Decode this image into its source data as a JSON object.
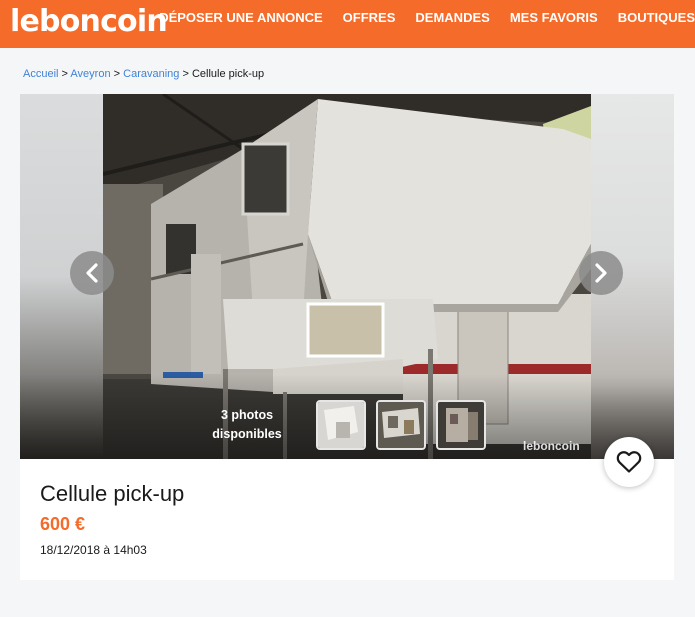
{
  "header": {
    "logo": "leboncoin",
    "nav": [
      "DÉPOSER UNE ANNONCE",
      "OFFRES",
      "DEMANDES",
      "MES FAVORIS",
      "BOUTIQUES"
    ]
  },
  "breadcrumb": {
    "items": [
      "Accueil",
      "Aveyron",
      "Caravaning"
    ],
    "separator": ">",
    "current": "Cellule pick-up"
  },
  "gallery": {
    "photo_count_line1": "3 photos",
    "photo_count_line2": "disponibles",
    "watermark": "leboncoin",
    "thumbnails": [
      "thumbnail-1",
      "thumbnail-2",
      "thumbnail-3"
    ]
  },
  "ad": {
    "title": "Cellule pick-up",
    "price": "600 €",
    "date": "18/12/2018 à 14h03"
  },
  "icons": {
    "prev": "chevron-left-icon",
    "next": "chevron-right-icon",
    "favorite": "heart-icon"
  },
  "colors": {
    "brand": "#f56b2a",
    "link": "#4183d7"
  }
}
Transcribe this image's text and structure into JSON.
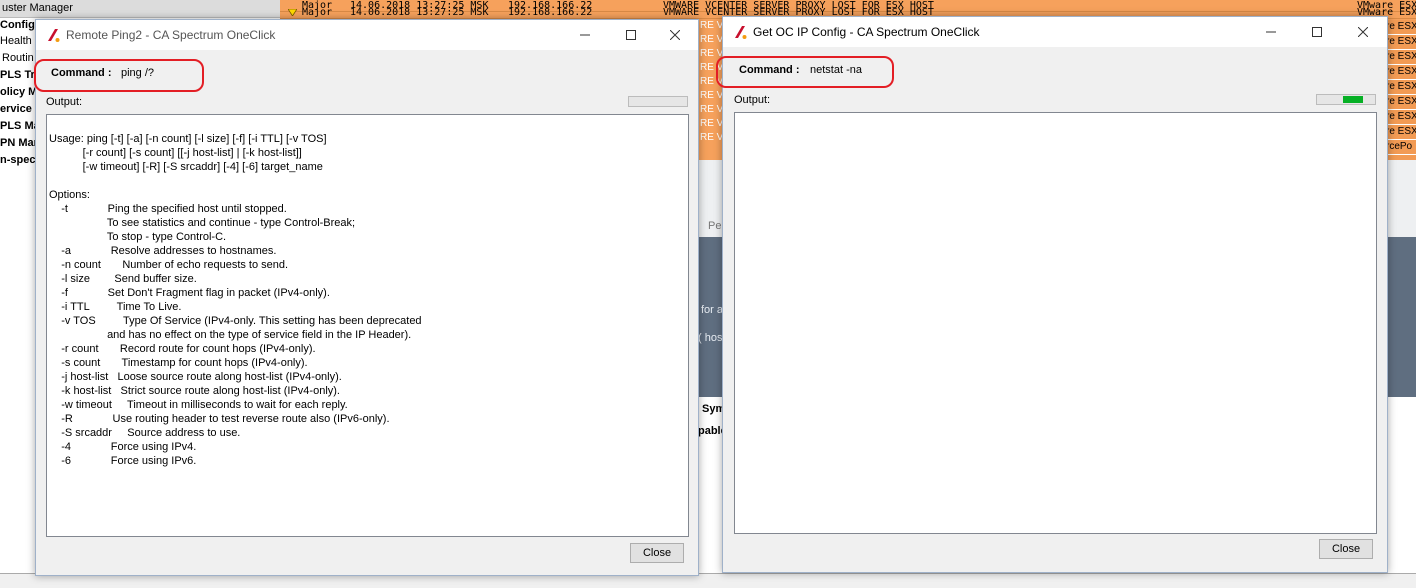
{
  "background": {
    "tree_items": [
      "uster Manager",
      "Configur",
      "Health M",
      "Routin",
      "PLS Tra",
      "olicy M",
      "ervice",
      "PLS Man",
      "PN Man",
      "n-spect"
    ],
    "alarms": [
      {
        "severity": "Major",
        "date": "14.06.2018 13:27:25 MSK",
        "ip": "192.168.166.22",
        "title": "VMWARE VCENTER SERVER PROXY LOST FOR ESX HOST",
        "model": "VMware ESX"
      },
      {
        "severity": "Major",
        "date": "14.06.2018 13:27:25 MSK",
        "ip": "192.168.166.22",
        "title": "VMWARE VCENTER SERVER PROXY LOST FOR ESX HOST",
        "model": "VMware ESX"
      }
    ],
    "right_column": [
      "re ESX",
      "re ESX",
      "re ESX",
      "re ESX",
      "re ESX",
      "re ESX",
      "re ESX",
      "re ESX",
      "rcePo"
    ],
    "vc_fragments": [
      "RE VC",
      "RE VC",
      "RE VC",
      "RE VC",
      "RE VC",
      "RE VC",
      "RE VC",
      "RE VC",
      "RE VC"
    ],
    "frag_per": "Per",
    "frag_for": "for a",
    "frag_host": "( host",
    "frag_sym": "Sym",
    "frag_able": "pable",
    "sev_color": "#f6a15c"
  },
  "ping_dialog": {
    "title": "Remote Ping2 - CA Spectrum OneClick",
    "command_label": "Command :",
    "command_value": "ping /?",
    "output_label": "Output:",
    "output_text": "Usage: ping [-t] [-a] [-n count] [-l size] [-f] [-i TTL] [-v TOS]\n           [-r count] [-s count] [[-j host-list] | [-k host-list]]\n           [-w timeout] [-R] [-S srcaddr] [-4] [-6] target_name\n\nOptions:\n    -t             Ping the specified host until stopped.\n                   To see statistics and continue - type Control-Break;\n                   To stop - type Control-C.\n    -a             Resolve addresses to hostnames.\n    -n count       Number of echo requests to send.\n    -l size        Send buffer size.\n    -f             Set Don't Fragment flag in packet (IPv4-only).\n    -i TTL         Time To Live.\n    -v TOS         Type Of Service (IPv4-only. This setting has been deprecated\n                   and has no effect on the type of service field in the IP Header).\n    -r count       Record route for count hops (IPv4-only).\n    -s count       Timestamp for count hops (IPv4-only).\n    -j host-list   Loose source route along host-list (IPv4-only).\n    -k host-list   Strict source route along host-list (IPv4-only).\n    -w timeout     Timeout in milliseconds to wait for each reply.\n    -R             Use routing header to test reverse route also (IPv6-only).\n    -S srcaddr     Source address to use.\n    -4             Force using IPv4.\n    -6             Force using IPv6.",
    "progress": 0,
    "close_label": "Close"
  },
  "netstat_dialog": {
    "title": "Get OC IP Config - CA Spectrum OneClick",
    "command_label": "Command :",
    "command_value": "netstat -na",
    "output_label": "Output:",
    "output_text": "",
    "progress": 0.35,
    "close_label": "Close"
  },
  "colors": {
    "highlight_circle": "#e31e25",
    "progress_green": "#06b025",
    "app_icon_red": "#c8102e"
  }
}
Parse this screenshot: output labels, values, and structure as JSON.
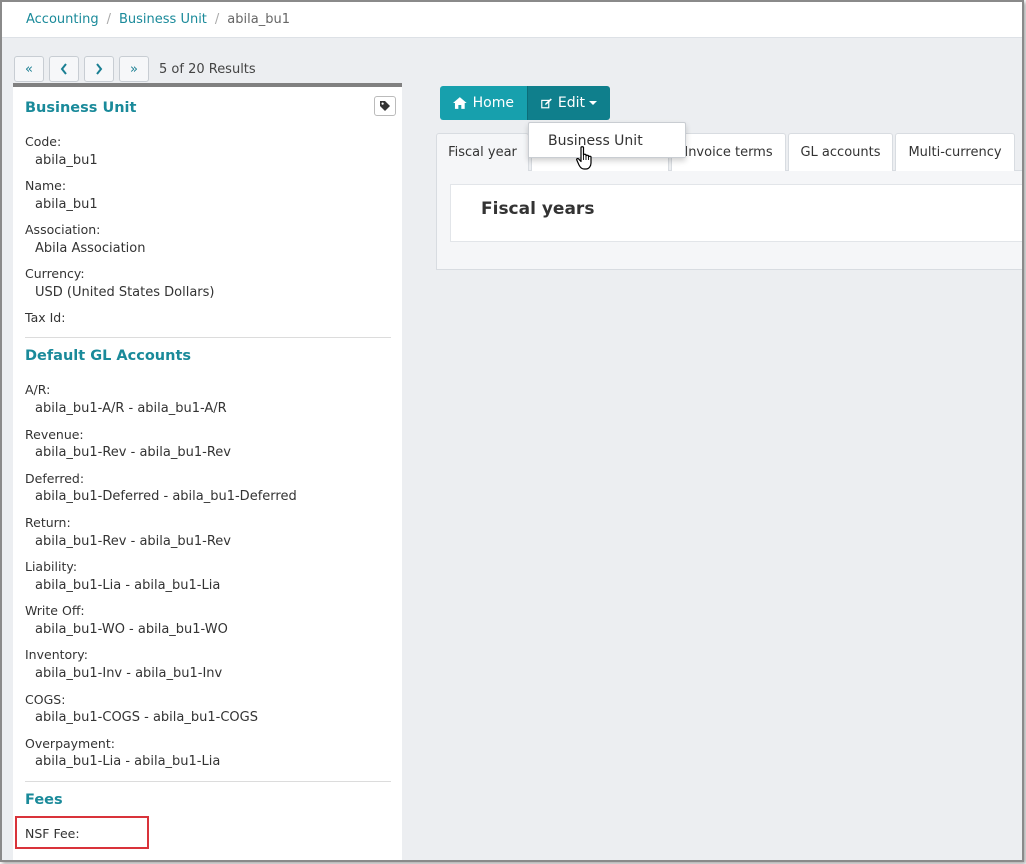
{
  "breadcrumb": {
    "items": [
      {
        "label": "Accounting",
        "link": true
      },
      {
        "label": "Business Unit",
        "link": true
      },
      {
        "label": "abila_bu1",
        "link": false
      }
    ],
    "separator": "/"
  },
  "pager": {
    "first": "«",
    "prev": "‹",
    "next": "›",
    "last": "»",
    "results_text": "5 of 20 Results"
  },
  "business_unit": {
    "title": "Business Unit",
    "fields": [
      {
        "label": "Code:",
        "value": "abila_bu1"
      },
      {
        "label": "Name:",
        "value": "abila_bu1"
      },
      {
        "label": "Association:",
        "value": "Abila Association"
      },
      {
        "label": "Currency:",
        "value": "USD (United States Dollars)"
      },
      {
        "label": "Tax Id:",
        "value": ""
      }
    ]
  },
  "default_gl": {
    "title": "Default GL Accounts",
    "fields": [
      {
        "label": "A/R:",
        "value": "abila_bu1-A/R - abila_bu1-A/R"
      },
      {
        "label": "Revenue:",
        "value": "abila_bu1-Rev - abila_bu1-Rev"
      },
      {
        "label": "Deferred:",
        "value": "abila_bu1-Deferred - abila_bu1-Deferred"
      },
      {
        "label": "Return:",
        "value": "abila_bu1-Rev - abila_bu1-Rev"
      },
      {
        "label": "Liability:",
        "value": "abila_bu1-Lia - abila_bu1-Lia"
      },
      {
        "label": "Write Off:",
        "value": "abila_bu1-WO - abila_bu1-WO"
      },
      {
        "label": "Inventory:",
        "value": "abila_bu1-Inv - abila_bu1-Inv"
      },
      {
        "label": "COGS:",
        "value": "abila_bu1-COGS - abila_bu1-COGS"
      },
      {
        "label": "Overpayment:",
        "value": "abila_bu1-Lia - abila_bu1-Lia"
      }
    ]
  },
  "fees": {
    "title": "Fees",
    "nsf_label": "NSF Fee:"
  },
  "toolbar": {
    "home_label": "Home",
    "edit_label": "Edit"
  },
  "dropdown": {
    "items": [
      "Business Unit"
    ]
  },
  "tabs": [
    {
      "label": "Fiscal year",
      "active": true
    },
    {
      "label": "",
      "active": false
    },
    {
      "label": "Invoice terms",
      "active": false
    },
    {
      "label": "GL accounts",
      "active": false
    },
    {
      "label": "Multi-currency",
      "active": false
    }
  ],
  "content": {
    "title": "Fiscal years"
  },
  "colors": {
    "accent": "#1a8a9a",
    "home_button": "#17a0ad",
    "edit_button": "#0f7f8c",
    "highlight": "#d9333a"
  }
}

━━━━━━━━━━━━━━━━

§ **WHAT IS ASKED**
Copy out all the records exactly, excluding pictures.

§ **ANSWER FOR THE TASK**
Decode this image into its source data as a JSON object.
{
  "header": {
    "logo": "leboncoin",
    "nav": [
      "DÉPOSER UNE ANNONCE",
      "OFFRES",
      "DEMANDES",
      "MES FAVORIS",
      "BOUTIQUES"
    ]
  },
  "breadcrumb": {
    "items": [
      "Accueil",
      "Aveyron",
      "Caravaning"
    ],
    "separator": ">",
    "current": "Cellule pick-up"
  },
  "gallery": {
    "photo_count_line1": "3 photos",
    "photo_count_line2": "disponibles",
    "watermark": "leboncoin",
    "thumbnails": [
      "thumbnail-1",
      "thumbnail-2",
      "thumbnail-3"
    ]
  },
  "ad": {
    "title": "Cellule pick-up",
    "price": "600 €",
    "date": "18/12/2018 à 14h03"
  },
  "icons": {
    "prev": "chevron-left-icon",
    "next": "chevron-right-icon",
    "favorite": "heart-icon"
  },
  "colors": {
    "brand": "#f56b2a",
    "link": "#4183d7"
  }
}
Transcribe this image's text and structure into JSON.
{
  "background": {
    "tree_items": [
      "uster Manager",
      "Configur",
      "Health M",
      "Routin",
      "PLS Tra",
      "olicy M",
      "ervice",
      "PLS Man",
      "PN Man",
      "n-spect"
    ],
    "alarms": [
      {
        "severity": "Major",
        "date": "14.06.2018 13:27:25 MSK",
        "ip": "192.168.166.22",
        "title": "VMWARE VCENTER SERVER PROXY LOST FOR ESX HOST",
        "model": "VMware ESX"
      },
      {
        "severity": "Major",
        "date": "14.06.2018 13:27:25 MSK",
        "ip": "192.168.166.22",
        "title": "VMWARE VCENTER SERVER PROXY LOST FOR ESX HOST",
        "model": "VMware ESX"
      }
    ],
    "right_column": [
      "re ESX",
      "re ESX",
      "re ESX",
      "re ESX",
      "re ESX",
      "re ESX",
      "re ESX",
      "re ESX",
      "rcePo"
    ],
    "vc_fragments": [
      "RE VC",
      "RE VC",
      "RE VC",
      "RE VC",
      "RE VC",
      "RE VC",
      "RE VC",
      "RE VC",
      "RE VC"
    ],
    "frag_per": "Per",
    "frag_for": "for a",
    "frag_host": "( host",
    "frag_sym": "Sym",
    "frag_able": "pable",
    "sev_color": "#f6a15c"
  },
  "ping_dialog": {
    "title": "Remote Ping2 - CA Spectrum OneClick",
    "command_label": "Command :",
    "command_value": "ping /?",
    "output_label": "Output:",
    "output_text": "Usage: ping [-t] [-a] [-n count] [-l size] [-f] [-i TTL] [-v TOS]\n           [-r count] [-s count] [[-j host-list] | [-k host-list]]\n           [-w timeout] [-R] [-S srcaddr] [-4] [-6] target_name\n\nOptions:\n    -t             Ping the specified host until stopped.\n                   To see statistics and continue - type Control-Break;\n                   To stop - type Control-C.\n    -a             Resolve addresses to hostnames.\n    -n count       Number of echo requests to send.\n    -l size        Send buffer size.\n    -f             Set Don't Fragment flag in packet (IPv4-only).\n    -i TTL         Time To Live.\n    -v TOS         Type Of Service (IPv4-only. This setting has been deprecated\n                   and has no effect on the type of service field in the IP Header).\n    -r count       Record route for count hops (IPv4-only).\n    -s count       Timestamp for count hops (IPv4-only).\n    -j host-list   Loose source route along host-list (IPv4-only).\n    -k host-list   Strict source route along host-list (IPv4-only).\n    -w timeout     Timeout in milliseconds to wait for each reply.\n    -R             Use routing header to test reverse route also (IPv6-only).\n    -S srcaddr     Source address to use.\n    -4             Force using IPv4.\n    -6             Force using IPv6.",
    "progress": 0,
    "close_label": "Close"
  },
  "netstat_dialog": {
    "title": "Get OC IP Config - CA Spectrum OneClick",
    "command_label": "Command :",
    "command_value": "netstat -na",
    "output_label": "Output:",
    "output_text": "",
    "progress": 0.35,
    "close_label": "Close"
  },
  "colors": {
    "highlight_circle": "#e31e25",
    "progress_green": "#06b025",
    "app_icon_red": "#c8102e"
  }
}
Parse this screenshot: output labels, values, and structure as JSON.
{
  "breadcrumb": {
    "items": [
      {
        "label": "Accounting",
        "link": true
      },
      {
        "label": "Business Unit",
        "link": true
      },
      {
        "label": "abila_bu1",
        "link": false
      }
    ],
    "separator": "/"
  },
  "pager": {
    "first": "«",
    "prev": "‹",
    "next": "›",
    "last": "»",
    "results_text": "5 of 20 Results"
  },
  "business_unit": {
    "title": "Business Unit",
    "fields": [
      {
        "label": "Code:",
        "value": "abila_bu1"
      },
      {
        "label": "Name:",
        "value": "abila_bu1"
      },
      {
        "label": "Association:",
        "value": "Abila Association"
      },
      {
        "label": "Currency:",
        "value": "USD (United States Dollars)"
      },
      {
        "label": "Tax Id:",
        "value": ""
      }
    ]
  },
  "default_gl": {
    "title": "Default GL Accounts",
    "fields": [
      {
        "label": "A/R:",
        "value": "abila_bu1-A/R - abila_bu1-A/R"
      },
      {
        "label": "Revenue:",
        "value": "abila_bu1-Rev - abila_bu1-Rev"
      },
      {
        "label": "Deferred:",
        "value": "abila_bu1-Deferred - abila_bu1-Deferred"
      },
      {
        "label": "Return:",
        "value": "abila_bu1-Rev - abila_bu1-Rev"
      },
      {
        "label": "Liability:",
        "value": "abila_bu1-Lia - abila_bu1-Lia"
      },
      {
        "label": "Write Off:",
        "value": "abila_bu1-WO - abila_bu1-WO"
      },
      {
        "label": "Inventory:",
        "value": "abila_bu1-Inv - abila_bu1-Inv"
      },
      {
        "label": "COGS:",
        "value": "abila_bu1-COGS - abila_bu1-COGS"
      },
      {
        "label": "Overpayment:",
        "value": "abila_bu1-Lia - abila_bu1-Lia"
      }
    ]
  },
  "fees": {
    "title": "Fees",
    "nsf_label": "NSF Fee:"
  },
  "toolbar": {
    "home_label": "Home",
    "edit_label": "Edit"
  },
  "dropdown": {
    "items": [
      "Business Unit"
    ]
  },
  "tabs": [
    {
      "label": "Fiscal year",
      "active": true
    },
    {
      "label": "",
      "active": false
    },
    {
      "label": "Invoice terms",
      "active": false
    },
    {
      "label": "GL accounts",
      "active": false
    },
    {
      "label": "Multi-currency",
      "active": false
    }
  ],
  "content": {
    "title": "Fiscal years"
  },
  "colors": {
    "accent": "#1a8a9a",
    "home_button": "#17a0ad",
    "edit_button": "#0f7f8c",
    "highlight": "#d9333a"
  }
}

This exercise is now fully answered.